*Extracted data:*
>>>>>
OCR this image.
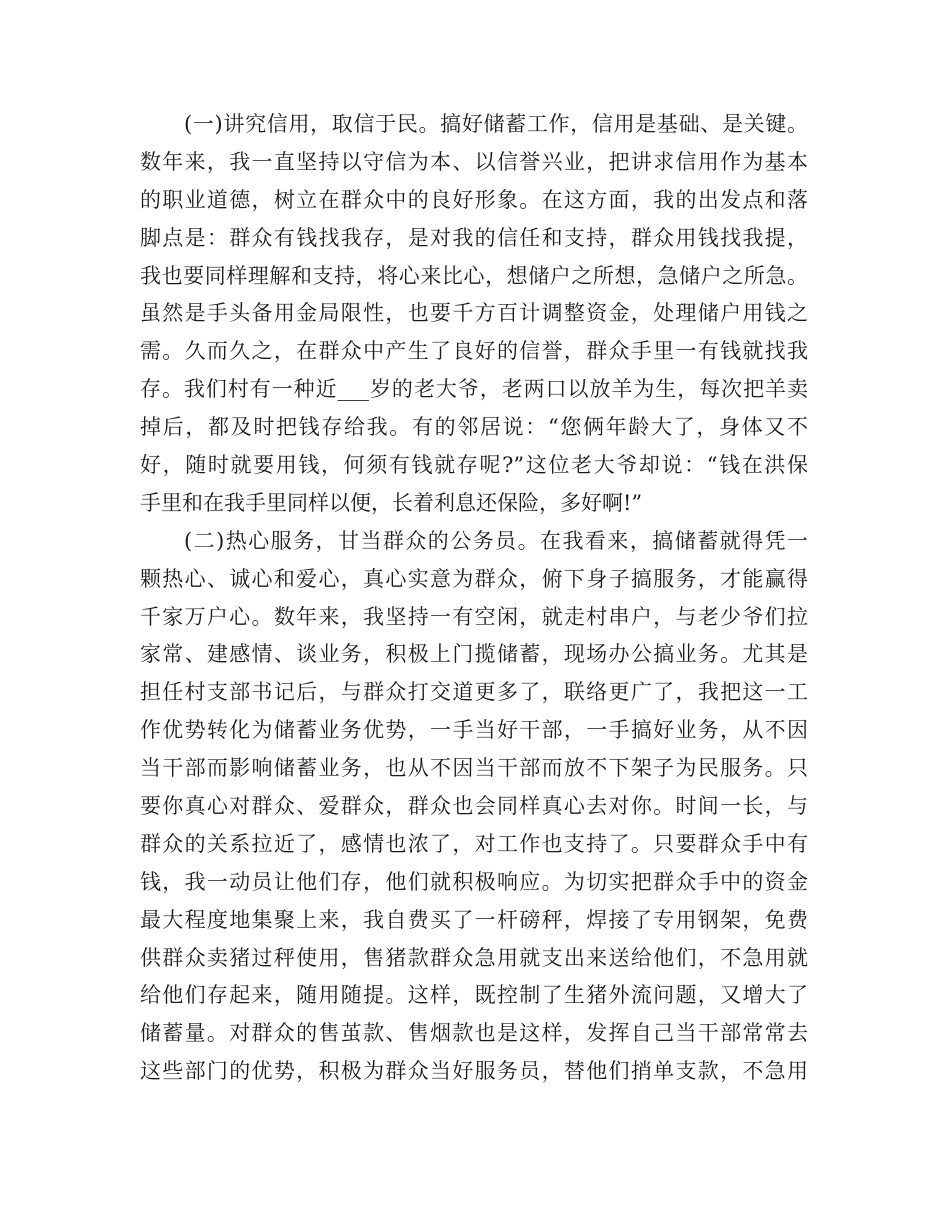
(一)讲究信用，取信于民。搞好储蓄工作，信用是基础、是关键。
数年来，我一直坚持以守信为本、以信誉兴业，把讲求信用作为基本
的职业道德，树立在群众中的良好形象。在这方面，我的出发点和落
脚点是：群众有钱找我存，是对我的信任和支持，群众用钱找我提，
我也要同样理解和支持，将心来比心，想储户之所想，急储户之所急。
虽然是手头备用金局限性，也要千方百计调整资金，处理储户用钱之
需。久而久之，在群众中产生了良好的信誉，群众手里一有钱就找我
存。我们村有一种近___岁的老大爷，老两口以放羊为生，每次把羊卖
掉后，都及时把钱存给我。有的邻居说：“您俩年龄大了，身体又不
好，随时就要用钱，何须有钱就存呢?”这位老大爷却说：“钱在洪保
手里和在我手里同样以便，长着利息还保险，多好啊!”
(二)热心服务，甘当群众的公务员。在我看来，搞储蓄就得凭一
颗热心、诚心和爱心，真心实意为群众，俯下身子搞服务，才能赢得
千家万户心。数年来，我坚持一有空闲，就走村串户，与老少爷们拉
家常、建感情、谈业务，积极上门揽储蓄，现场办公搞业务。尤其是
担任村支部书记后，与群众打交道更多了，联络更广了，我把这一工
作优势转化为储蓄业务优势，一手当好干部，一手搞好业务，从不因
当干部而影响储蓄业务，也从不因当干部而放不下架子为民服务。只
要你真心对群众、爱群众，群众也会同样真心去对你。时间一长，与
群众的关系拉近了，感情也浓了，对工作也支持了。只要群众手中有
钱，我一动员让他们存，他们就积极响应。为切实把群众手中的资金
最大程度地集聚上来，我自费买了一杆磅秤，焊接了专用钢架，免费
供群众卖猪过秤使用，售猪款群众急用就支出来送给他们，不急用就
给他们存起来，随用随提。这样，既控制了生猪外流问题，又增大了
储蓄量。对群众的售茧款、售烟款也是这样，发挥自己当干部常常去
这些部门的优势，积极为群众当好服务员，替他们捎单支款，不急用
<<<<<
*Aim:*
Leave out every picture and copy the rest of the records exactly.

*Written solution:*
OCR this image.
(一)讲究信用，取信于民。搞好储蓄工作，信用是基础、是关键。
数年来，我一直坚持以守信为本、以信誉兴业，把讲求信用作为基本
的职业道德，树立在群众中的良好形象。在这方面，我的出发点和落
脚点是：群众有钱找我存，是对我的信任和支持，群众用钱找我提，
我也要同样理解和支持，将心来比心，想储户之所想，急储户之所急。
虽然是手头备用金局限性，也要千方百计调整资金，处理储户用钱之
需。久而久之，在群众中产生了良好的信誉，群众手里一有钱就找我
存。我们村有一种近___岁的老大爷，老两口以放羊为生，每次把羊卖
掉后，都及时把钱存给我。有的邻居说：“您俩年龄大了，身体又不
好，随时就要用钱，何须有钱就存呢?”这位老大爷却说：“钱在洪保
手里和在我手里同样以便，长着利息还保险，多好啊!”
(二)热心服务，甘当群众的公务员。在我看来，搞储蓄就得凭一
颗热心、诚心和爱心，真心实意为群众，俯下身子搞服务，才能赢得
千家万户心。数年来，我坚持一有空闲，就走村串户，与老少爷们拉
家常、建感情、谈业务，积极上门揽储蓄，现场办公搞业务。尤其是
担任村支部书记后，与群众打交道更多了，联络更广了，我把这一工
作优势转化为储蓄业务优势，一手当好干部，一手搞好业务，从不因
当干部而影响储蓄业务，也从不因当干部而放不下架子为民服务。只
要你真心对群众、爱群众，群众也会同样真心去对你。时间一长，与
群众的关系拉近了，感情也浓了，对工作也支持了。只要群众手中有
钱，我一动员让他们存，他们就积极响应。为切实把群众手中的资金
最大程度地集聚上来，我自费买了一杆磅秤，焊接了专用钢架，免费
供群众卖猪过秤使用，售猪款群众急用就支出来送给他们，不急用就
给他们存起来，随用随提。这样，既控制了生猪外流问题，又增大了
储蓄量。对群众的售茧款、售烟款也是这样，发挥自己当干部常常去
这些部门的优势，积极为群众当好服务员，替他们捎单支款，不急用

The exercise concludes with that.